§ **Job**: In the records below, find each line with the word "screenshot" and copy it.

§ **Listing**:
+---+

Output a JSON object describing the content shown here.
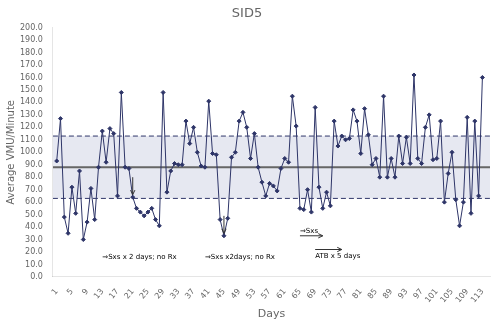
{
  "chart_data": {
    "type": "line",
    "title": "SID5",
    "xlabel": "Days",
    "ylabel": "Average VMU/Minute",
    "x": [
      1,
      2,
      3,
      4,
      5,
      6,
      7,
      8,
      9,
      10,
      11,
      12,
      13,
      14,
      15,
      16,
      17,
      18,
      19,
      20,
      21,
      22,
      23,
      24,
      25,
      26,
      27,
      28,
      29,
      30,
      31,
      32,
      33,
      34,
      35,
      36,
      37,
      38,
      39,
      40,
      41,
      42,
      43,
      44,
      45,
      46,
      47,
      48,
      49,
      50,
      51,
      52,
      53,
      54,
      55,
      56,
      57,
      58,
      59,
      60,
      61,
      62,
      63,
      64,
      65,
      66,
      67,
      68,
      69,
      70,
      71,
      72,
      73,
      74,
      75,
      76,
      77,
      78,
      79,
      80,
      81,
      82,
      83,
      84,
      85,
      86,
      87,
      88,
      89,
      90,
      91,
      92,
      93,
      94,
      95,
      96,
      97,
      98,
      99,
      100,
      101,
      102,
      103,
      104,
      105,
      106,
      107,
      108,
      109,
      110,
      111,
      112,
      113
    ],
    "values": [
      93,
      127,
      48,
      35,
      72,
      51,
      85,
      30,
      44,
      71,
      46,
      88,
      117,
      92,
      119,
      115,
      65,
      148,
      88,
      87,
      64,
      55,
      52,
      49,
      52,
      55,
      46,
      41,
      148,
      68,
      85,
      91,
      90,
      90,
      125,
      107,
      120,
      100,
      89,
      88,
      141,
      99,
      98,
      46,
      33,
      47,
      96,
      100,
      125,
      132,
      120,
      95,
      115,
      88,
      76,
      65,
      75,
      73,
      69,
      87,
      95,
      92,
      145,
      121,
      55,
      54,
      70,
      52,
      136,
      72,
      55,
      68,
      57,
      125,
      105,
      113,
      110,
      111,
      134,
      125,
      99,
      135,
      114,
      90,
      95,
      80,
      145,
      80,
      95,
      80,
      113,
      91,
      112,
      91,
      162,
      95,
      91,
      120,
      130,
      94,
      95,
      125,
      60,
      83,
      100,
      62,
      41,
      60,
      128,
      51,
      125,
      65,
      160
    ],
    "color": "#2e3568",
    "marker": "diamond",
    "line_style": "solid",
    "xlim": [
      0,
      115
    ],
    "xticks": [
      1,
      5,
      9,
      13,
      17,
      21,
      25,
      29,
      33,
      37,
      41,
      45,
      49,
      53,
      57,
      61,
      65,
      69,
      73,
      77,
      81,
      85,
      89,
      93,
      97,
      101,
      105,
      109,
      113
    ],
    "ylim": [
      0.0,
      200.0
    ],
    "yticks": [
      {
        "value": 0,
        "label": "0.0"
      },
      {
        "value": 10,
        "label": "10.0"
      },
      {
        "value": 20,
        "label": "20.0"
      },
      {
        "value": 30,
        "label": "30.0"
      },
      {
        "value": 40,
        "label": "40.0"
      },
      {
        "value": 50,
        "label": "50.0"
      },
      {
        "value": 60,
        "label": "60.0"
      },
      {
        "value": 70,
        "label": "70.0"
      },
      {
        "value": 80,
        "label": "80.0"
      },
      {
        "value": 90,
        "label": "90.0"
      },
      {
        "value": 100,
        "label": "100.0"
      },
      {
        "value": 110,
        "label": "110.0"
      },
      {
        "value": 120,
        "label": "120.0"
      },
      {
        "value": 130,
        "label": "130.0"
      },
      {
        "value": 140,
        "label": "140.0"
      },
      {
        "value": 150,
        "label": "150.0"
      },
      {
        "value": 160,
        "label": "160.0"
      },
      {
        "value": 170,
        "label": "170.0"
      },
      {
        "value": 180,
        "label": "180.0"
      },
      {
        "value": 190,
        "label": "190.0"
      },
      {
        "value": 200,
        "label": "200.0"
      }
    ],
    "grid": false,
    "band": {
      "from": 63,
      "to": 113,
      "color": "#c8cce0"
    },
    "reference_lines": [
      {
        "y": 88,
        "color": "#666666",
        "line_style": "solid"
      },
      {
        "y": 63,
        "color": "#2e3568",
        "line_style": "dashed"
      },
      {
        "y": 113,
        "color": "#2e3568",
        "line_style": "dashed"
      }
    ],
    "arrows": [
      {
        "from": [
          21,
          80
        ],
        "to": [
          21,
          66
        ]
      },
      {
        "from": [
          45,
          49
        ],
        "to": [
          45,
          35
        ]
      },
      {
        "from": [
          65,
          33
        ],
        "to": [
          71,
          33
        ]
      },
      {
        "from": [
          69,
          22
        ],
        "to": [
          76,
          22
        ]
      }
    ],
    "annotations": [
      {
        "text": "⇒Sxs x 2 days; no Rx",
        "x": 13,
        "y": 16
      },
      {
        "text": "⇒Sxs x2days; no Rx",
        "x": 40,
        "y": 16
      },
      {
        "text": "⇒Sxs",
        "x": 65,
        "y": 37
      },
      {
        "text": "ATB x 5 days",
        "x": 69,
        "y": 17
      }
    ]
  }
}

+---+

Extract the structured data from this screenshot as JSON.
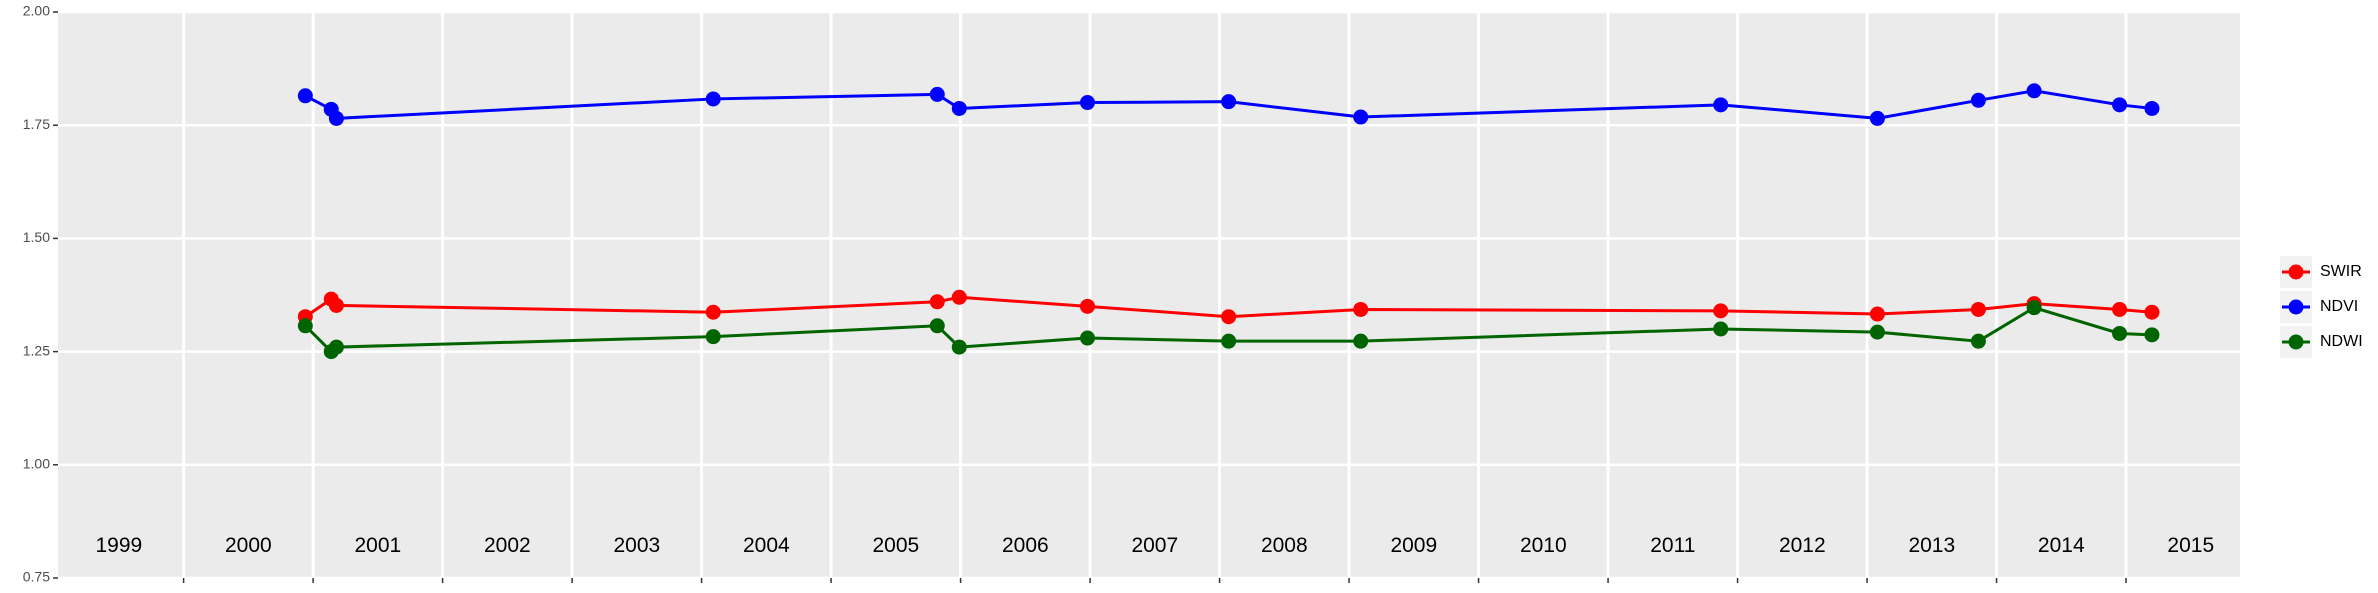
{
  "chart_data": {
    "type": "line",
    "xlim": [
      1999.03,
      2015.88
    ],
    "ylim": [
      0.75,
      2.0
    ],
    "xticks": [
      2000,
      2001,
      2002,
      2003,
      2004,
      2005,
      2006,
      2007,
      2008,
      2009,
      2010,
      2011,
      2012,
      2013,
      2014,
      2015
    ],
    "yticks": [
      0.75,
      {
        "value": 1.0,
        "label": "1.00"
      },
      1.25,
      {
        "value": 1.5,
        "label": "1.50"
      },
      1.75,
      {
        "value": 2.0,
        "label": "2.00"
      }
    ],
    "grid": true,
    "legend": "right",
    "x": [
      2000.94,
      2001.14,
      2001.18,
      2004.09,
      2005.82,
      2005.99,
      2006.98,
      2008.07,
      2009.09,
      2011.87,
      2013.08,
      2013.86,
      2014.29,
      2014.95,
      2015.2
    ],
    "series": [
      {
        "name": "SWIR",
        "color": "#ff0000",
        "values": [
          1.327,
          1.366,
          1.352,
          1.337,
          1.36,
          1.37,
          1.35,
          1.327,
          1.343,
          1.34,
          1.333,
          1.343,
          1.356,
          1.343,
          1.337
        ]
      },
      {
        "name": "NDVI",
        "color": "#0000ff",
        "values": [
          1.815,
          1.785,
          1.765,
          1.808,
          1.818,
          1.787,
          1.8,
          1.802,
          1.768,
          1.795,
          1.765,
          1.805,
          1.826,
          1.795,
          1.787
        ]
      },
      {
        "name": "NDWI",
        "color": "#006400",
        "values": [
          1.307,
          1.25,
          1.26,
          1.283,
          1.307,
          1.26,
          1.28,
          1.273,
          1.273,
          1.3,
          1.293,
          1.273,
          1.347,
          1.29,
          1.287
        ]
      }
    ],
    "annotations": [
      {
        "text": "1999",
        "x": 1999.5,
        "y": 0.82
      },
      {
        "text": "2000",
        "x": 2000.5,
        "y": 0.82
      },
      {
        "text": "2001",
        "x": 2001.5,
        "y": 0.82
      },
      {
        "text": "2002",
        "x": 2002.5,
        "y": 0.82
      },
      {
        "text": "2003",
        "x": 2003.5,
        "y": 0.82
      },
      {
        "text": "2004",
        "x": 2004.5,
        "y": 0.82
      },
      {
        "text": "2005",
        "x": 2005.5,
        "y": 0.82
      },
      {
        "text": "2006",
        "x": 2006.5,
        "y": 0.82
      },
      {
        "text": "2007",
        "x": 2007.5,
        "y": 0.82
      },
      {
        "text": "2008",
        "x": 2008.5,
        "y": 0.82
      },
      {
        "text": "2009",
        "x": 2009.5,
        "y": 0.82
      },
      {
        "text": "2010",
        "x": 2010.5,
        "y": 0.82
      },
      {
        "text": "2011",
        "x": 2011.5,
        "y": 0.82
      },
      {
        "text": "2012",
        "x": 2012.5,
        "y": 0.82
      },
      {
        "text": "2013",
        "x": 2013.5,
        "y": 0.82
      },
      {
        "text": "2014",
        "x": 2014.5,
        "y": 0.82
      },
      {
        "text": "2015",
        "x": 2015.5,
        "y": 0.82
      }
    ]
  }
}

+---+

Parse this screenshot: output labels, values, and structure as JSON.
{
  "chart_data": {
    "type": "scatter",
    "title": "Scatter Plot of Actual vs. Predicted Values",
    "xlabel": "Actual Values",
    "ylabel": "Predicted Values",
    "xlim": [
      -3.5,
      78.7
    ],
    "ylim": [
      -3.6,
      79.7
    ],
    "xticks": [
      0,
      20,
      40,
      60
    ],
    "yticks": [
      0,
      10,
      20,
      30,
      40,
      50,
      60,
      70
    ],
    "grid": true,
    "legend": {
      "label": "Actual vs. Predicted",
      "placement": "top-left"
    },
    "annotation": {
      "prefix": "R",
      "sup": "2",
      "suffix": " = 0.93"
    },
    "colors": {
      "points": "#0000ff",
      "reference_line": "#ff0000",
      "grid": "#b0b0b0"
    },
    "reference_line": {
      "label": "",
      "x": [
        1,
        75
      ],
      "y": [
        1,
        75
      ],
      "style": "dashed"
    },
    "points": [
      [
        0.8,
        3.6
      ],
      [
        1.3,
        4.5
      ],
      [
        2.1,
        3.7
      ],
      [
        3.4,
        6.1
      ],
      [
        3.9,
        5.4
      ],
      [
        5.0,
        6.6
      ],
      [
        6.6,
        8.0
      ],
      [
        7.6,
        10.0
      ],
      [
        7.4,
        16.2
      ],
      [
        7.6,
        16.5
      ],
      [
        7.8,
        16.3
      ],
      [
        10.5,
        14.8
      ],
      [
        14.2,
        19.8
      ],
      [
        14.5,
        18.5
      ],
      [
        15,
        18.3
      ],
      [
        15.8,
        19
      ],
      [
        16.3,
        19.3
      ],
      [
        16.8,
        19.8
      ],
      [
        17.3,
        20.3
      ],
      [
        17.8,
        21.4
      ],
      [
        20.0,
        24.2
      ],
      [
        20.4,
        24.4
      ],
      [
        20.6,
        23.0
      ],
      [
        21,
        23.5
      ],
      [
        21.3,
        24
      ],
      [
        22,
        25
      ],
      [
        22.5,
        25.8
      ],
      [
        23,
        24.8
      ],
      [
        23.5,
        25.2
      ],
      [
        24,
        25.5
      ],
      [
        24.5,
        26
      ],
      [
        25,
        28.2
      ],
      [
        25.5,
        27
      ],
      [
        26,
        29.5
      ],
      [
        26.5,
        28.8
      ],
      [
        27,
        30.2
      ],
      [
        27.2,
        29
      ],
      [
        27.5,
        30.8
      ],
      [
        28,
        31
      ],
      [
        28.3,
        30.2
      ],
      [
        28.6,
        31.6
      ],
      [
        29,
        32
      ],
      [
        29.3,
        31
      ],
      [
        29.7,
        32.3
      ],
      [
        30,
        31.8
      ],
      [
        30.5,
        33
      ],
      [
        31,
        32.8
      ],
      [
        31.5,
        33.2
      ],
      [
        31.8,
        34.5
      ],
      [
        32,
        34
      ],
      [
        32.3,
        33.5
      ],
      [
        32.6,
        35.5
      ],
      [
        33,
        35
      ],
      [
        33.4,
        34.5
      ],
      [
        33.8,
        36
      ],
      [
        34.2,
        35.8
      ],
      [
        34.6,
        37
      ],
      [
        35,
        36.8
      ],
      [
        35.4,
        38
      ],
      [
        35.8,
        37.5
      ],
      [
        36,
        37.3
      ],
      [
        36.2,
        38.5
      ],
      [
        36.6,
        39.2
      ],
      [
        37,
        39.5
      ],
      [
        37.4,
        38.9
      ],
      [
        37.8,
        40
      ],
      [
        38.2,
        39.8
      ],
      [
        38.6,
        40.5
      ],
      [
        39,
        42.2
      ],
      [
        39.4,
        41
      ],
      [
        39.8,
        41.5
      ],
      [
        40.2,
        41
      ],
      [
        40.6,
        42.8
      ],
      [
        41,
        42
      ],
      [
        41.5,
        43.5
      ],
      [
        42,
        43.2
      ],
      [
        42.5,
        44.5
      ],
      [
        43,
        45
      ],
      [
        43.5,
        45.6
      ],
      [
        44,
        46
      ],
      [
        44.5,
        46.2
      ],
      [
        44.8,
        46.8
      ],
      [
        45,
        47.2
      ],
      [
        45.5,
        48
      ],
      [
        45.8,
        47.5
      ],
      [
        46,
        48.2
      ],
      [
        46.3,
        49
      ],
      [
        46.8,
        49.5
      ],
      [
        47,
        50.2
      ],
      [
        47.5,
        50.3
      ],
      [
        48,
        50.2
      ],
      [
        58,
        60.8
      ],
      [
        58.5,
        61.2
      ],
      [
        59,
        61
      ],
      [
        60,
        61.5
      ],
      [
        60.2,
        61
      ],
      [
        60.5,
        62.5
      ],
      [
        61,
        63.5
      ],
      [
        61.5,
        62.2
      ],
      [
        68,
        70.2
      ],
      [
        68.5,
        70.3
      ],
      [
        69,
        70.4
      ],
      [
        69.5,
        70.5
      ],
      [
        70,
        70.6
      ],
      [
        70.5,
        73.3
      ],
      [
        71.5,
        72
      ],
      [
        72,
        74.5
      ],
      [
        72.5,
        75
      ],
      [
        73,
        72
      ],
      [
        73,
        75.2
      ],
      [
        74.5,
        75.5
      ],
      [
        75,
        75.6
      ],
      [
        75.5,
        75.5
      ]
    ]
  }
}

+---+

§ **Final result**:
Extract the structured data from this screenshot as JSON.
Parse this screenshot: output labels, values, and structure as JSON.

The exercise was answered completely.